→ Objective: Every record must be repeated exactly; omit any pictures they contain.

-- start --

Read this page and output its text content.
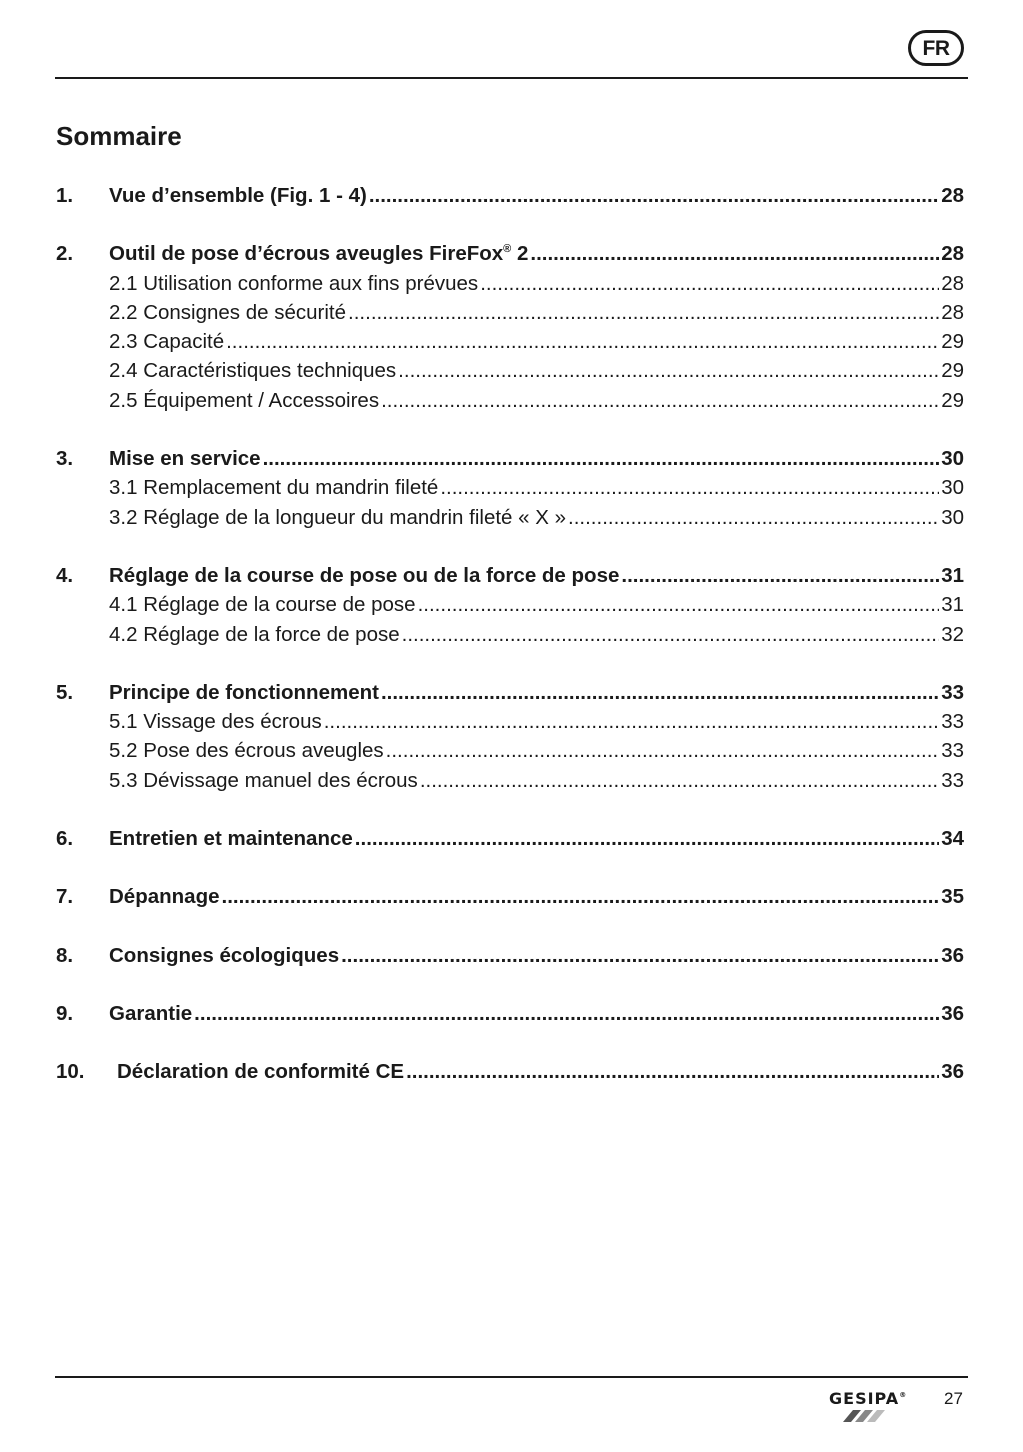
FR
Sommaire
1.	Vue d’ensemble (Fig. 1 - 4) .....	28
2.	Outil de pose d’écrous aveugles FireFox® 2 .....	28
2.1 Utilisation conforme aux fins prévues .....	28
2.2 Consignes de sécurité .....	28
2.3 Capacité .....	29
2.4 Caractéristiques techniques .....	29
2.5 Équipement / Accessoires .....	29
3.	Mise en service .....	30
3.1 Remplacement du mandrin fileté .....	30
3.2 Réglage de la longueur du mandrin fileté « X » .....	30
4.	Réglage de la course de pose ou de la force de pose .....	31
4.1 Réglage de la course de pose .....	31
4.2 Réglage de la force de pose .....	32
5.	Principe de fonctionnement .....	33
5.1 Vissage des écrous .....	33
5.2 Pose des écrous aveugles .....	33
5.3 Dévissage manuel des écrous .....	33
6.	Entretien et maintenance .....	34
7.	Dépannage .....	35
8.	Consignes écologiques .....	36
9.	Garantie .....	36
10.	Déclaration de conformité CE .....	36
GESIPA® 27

-- end --

→ Answer for the task:
Read this page and output its text content.
FR
Sommaire
1.	Vue d’ensemble (Fig. 1 - 4) .....	28
2.	Outil de pose d’écrous aveugles FireFox® 2 .....	28
2.1 Utilisation conforme aux fins prévues .....	28
2.2 Consignes de sécurité .....	28
2.3 Capacité .....	29
2.4 Caractéristiques techniques .....	29
2.5 Équipement / Accessoires .....	29
3.	Mise en service .....	30
3.1 Remplacement du mandrin fileté .....	30
3.2 Réglage de la longueur du mandrin fileté « X » .....	30
4.	Réglage de la course de pose ou de la force de pose .....	31
4.1 Réglage de la course de pose .....	31
4.2 Réglage de la force de pose .....	32
5.	Principe de fonctionnement .....	33
5.1 Vissage des écrous .....	33
5.2 Pose des écrous aveugles .....	33
5.3 Dévissage manuel des écrous .....	33
6.	Entretien et maintenance .....	34
7.	Dépannage .....	35
8.	Consignes écologiques .....	36
9.	Garantie .....	36
10.	Déclaration de conformité CE .....	36
GESIPA® 27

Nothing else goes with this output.